Problem to work on. Output all entries verbatim. Skip pictures.

Material shown.
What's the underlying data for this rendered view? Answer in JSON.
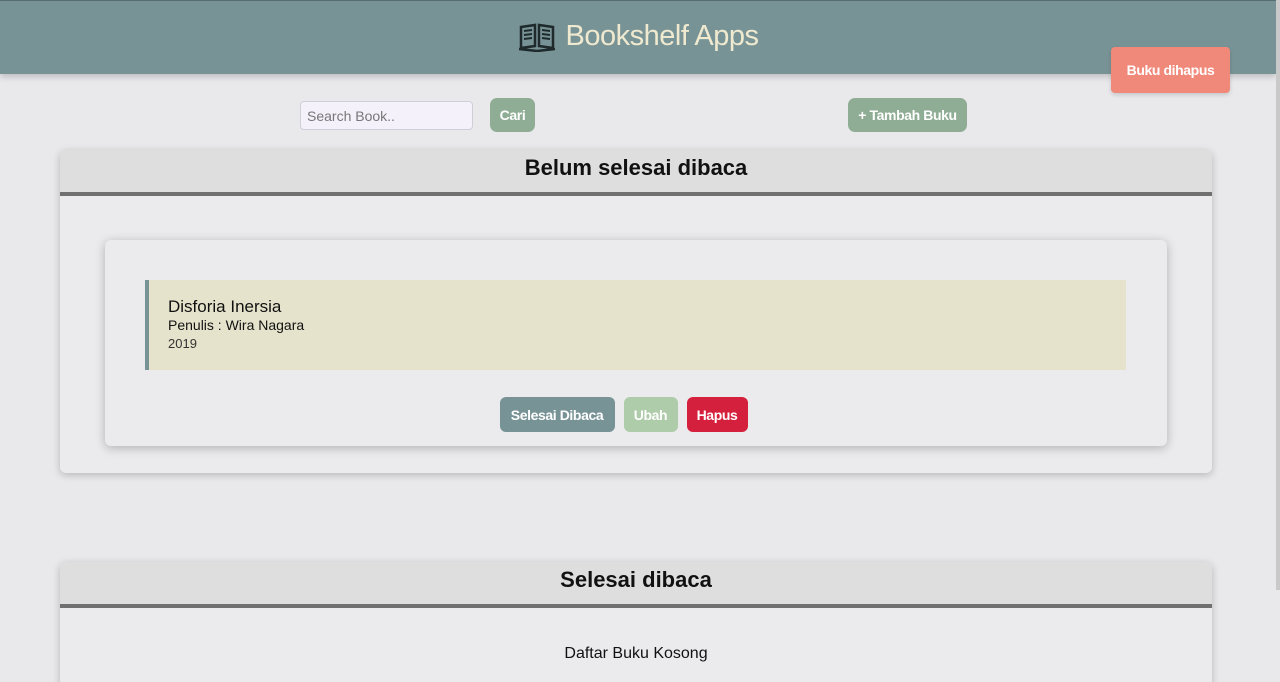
{
  "header": {
    "title": "Bookshelf Apps",
    "icon": "open-book-icon"
  },
  "toolbar": {
    "deleted_label": "Buku dihapus",
    "search_placeholder": "Search Book..",
    "search_button": "Cari",
    "add_button": "+ Tambah Buku"
  },
  "unread": {
    "title": "Belum selesai dibaca",
    "books": [
      {
        "title": "Disforia Inersia",
        "author": "Penulis : Wira Nagara",
        "year": "2019",
        "actions": {
          "done": "Selesai Dibaca",
          "edit": "Ubah",
          "delete": "Hapus"
        }
      }
    ]
  },
  "read": {
    "title": "Selesai dibaca",
    "empty": "Daftar Buku Kosong"
  },
  "colors": {
    "header": "#789396",
    "brand_text": "#efe9cf",
    "accent_green": "#8fad94",
    "deleted_button": "#f0897a",
    "delete_button": "#d5203d",
    "book_background": "#e5e3cb"
  }
}
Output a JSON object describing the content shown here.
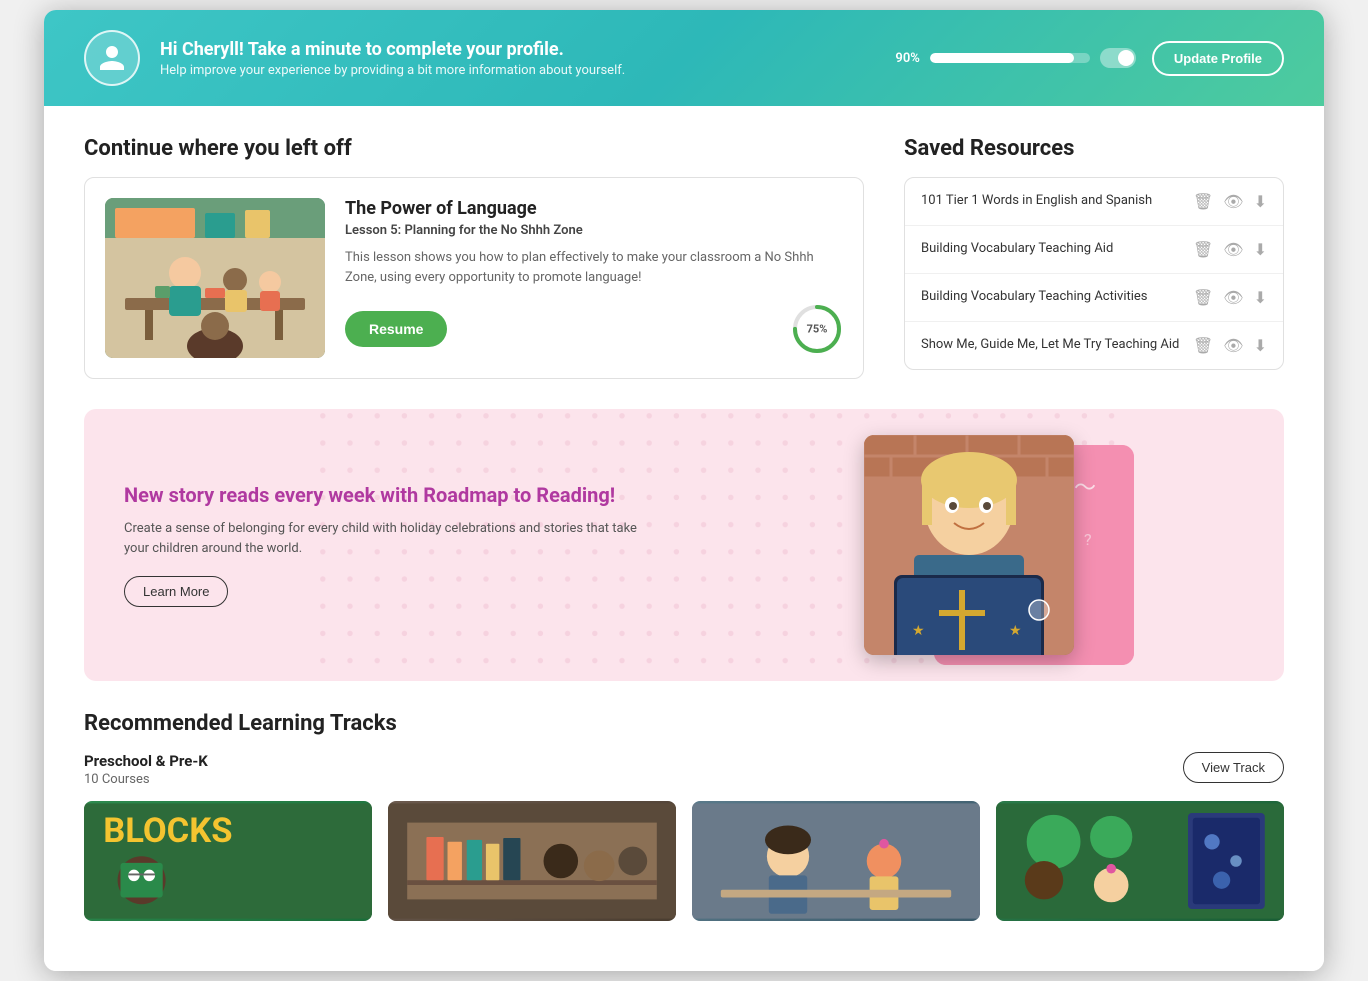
{
  "banner": {
    "title": "Hi Cheryll! Take a minute to complete your profile.",
    "subtitle": "Help improve your experience by providing a bit more information about yourself.",
    "progress_label": "90%",
    "progress_percent": 90,
    "update_btn": "Update Profile"
  },
  "continue_section": {
    "title": "Continue where you left off",
    "card": {
      "lesson_title": "The Power of Language",
      "lesson_subtitle": "Lesson 5: Planning for the No Shhh Zone",
      "lesson_desc": "This lesson shows you how to plan effectively to make your classroom a No Shhh Zone, using every opportunity to promote language!",
      "resume_btn": "Resume",
      "progress_pct": "75%",
      "progress_value": 75
    }
  },
  "saved_resources": {
    "title": "Saved Resources",
    "items": [
      {
        "name": "101 Tier 1 Words in English and Spanish"
      },
      {
        "name": "Building Vocabulary Teaching Aid"
      },
      {
        "name": "Building Vocabulary Teaching Activities"
      },
      {
        "name": "Show Me, Guide Me, Let Me Try Teaching Aid"
      }
    ]
  },
  "promo": {
    "title": "New story reads every week with Roadmap to Reading!",
    "desc": "Create a sense of belonging for every child with holiday celebrations and stories that take your children around the world.",
    "learn_more_btn": "Learn More"
  },
  "recommended": {
    "section_title": "Recommended Learning Tracks",
    "track_title": "Preschool & Pre-K",
    "track_count": "10 Courses",
    "view_track_btn": "View Track"
  },
  "icons": {
    "delete": "🗑",
    "view": "👁",
    "download": "⬇"
  }
}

Final result.
What's the underlying data for this rendered view? Answer in JSON.
{
  "header": {
    "title": "Bookshelf Apps",
    "icon": "open-book-icon"
  },
  "toolbar": {
    "deleted_label": "Buku dihapus",
    "search_placeholder": "Search Book..",
    "search_button": "Cari",
    "add_button": "+ Tambah Buku"
  },
  "unread": {
    "title": "Belum selesai dibaca",
    "books": [
      {
        "title": "Disforia Inersia",
        "author": "Penulis : Wira Nagara",
        "year": "2019",
        "actions": {
          "done": "Selesai Dibaca",
          "edit": "Ubah",
          "delete": "Hapus"
        }
      }
    ]
  },
  "read": {
    "title": "Selesai dibaca",
    "empty": "Daftar Buku Kosong"
  },
  "colors": {
    "header": "#789396",
    "brand_text": "#efe9cf",
    "accent_green": "#8fad94",
    "deleted_button": "#f0897a",
    "delete_button": "#d5203d",
    "book_background": "#e5e3cb"
  }
}
Output a JSON object describing the content shown here.
{
  "banner": {
    "title": "Hi Cheryll! Take a minute to complete your profile.",
    "subtitle": "Help improve your experience by providing a bit more information about yourself.",
    "progress_label": "90%",
    "progress_percent": 90,
    "update_btn": "Update Profile"
  },
  "continue_section": {
    "title": "Continue where you left off",
    "card": {
      "lesson_title": "The Power of Language",
      "lesson_subtitle": "Lesson 5: Planning for the No Shhh Zone",
      "lesson_desc": "This lesson shows you how to plan effectively to make your classroom a No Shhh Zone, using every opportunity to promote language!",
      "resume_btn": "Resume",
      "progress_pct": "75%",
      "progress_value": 75
    }
  },
  "saved_resources": {
    "title": "Saved Resources",
    "items": [
      {
        "name": "101 Tier 1 Words in English and Spanish"
      },
      {
        "name": "Building Vocabulary Teaching Aid"
      },
      {
        "name": "Building Vocabulary Teaching Activities"
      },
      {
        "name": "Show Me, Guide Me, Let Me Try Teaching Aid"
      }
    ]
  },
  "promo": {
    "title": "New story reads every week with Roadmap to Reading!",
    "desc": "Create a sense of belonging for every child with holiday celebrations and stories that take your children around the world.",
    "learn_more_btn": "Learn More"
  },
  "recommended": {
    "section_title": "Recommended Learning Tracks",
    "track_title": "Preschool & Pre-K",
    "track_count": "10 Courses",
    "view_track_btn": "View Track"
  },
  "icons": {
    "delete": "🗑",
    "view": "👁",
    "download": "⬇"
  }
}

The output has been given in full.